Look through the data below and return each line where "type" appears.

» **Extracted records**
## start

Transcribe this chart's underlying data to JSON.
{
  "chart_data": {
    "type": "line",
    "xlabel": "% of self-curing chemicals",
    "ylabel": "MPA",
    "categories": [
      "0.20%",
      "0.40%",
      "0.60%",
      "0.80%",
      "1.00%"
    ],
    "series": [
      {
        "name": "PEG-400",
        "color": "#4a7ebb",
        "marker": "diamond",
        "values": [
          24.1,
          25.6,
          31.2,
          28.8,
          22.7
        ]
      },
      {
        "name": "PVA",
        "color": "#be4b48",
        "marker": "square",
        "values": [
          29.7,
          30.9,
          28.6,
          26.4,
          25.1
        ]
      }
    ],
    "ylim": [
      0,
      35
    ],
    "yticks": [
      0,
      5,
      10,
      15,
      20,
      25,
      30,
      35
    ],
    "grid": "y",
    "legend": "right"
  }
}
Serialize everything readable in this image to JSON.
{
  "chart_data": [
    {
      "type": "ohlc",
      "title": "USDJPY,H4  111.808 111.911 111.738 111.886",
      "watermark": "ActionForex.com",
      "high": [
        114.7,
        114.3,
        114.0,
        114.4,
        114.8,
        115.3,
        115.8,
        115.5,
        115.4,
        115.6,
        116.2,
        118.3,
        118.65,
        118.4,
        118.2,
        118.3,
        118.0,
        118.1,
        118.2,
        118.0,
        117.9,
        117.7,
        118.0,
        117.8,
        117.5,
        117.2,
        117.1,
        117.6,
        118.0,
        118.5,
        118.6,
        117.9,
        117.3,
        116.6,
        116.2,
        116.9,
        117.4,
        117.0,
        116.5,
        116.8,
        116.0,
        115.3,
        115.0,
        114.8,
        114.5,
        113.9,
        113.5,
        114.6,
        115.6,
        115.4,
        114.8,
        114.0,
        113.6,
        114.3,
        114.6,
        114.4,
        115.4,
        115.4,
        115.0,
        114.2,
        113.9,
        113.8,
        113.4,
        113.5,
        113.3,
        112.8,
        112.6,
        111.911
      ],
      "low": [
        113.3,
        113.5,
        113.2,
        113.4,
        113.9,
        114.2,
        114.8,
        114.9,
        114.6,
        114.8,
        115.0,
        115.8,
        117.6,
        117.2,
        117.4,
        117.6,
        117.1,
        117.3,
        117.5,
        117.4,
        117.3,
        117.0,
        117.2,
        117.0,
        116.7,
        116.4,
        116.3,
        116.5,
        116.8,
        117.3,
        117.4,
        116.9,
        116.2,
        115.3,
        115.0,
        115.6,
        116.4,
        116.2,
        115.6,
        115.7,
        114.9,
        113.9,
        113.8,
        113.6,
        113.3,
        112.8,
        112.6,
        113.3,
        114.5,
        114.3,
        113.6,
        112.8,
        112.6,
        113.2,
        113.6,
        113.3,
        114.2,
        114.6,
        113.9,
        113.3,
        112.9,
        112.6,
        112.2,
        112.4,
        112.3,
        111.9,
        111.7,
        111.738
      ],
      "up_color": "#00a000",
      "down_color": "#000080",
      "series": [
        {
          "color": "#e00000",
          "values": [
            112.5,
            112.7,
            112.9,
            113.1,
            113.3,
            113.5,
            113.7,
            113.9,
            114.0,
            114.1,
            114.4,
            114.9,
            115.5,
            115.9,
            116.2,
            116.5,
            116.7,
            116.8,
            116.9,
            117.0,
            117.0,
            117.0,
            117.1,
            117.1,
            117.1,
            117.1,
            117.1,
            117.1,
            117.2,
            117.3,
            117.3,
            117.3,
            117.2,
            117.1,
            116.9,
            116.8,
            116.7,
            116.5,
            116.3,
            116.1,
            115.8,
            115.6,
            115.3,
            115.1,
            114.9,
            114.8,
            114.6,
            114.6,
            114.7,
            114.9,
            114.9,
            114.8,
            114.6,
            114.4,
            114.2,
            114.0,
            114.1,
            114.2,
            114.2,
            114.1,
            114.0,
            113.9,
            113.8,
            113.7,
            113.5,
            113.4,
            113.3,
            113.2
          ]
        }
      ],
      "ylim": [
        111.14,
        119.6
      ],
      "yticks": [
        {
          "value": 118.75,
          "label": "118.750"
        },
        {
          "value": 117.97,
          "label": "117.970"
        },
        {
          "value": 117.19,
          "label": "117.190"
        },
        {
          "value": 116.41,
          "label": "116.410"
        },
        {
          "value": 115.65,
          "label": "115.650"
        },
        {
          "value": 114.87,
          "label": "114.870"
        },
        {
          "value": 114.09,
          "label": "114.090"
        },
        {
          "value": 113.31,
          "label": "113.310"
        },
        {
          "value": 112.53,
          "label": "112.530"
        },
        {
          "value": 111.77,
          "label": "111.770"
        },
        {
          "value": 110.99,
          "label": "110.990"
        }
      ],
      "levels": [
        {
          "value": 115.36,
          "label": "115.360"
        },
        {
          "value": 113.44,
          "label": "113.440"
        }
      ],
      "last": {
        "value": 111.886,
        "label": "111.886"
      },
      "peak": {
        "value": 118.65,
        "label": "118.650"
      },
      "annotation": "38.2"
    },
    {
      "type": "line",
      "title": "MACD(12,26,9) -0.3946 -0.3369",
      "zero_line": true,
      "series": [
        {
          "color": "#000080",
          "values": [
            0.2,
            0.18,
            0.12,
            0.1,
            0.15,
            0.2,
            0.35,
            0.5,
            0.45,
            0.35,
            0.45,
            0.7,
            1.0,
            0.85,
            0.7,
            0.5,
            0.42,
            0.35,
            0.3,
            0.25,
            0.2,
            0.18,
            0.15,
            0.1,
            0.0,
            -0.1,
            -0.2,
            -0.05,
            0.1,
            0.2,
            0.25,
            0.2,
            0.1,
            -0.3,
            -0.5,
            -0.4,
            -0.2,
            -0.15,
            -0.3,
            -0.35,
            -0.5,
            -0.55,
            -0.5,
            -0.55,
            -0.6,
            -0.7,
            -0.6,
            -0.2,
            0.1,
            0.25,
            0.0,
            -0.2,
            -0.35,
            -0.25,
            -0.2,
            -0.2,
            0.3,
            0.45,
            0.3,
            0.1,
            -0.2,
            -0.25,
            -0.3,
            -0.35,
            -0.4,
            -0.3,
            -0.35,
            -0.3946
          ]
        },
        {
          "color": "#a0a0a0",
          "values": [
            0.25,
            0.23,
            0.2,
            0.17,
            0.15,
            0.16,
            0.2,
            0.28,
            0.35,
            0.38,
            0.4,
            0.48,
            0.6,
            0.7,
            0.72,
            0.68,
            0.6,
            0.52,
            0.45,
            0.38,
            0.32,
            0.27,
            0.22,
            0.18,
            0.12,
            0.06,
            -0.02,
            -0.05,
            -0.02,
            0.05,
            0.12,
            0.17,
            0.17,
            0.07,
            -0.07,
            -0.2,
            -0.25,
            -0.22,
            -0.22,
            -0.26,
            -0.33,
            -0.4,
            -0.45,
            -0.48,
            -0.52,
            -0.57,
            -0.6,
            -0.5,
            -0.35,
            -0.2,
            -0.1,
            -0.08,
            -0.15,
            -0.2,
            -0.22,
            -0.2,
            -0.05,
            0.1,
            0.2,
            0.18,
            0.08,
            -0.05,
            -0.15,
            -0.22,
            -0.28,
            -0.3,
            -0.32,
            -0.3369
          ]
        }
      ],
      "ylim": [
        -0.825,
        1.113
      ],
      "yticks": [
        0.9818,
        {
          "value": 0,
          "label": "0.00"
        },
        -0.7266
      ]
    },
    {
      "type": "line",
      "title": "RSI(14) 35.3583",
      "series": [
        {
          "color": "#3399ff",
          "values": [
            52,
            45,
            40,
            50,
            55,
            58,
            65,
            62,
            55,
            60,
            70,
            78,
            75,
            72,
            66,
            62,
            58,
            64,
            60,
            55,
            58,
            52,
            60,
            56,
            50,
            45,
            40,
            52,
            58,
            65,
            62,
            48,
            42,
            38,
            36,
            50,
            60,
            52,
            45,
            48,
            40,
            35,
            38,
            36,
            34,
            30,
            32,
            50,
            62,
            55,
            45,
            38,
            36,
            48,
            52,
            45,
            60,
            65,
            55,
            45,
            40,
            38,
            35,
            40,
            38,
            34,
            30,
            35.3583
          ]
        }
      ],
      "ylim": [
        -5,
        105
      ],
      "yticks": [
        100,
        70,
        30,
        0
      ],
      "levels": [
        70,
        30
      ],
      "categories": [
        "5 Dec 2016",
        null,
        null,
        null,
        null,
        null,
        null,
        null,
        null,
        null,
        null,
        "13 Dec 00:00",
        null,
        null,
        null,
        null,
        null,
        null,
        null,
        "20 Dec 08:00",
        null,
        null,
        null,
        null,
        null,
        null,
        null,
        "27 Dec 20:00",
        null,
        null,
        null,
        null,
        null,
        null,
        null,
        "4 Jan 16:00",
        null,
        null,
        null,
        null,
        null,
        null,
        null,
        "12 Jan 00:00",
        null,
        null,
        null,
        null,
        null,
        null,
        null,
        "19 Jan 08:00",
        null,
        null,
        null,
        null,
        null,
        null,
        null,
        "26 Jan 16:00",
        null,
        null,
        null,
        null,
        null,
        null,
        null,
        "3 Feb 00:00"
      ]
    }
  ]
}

## end

» **In response**
    "type": "line",
      "type": "ohlc",
      "type": "line",
      "type": "line",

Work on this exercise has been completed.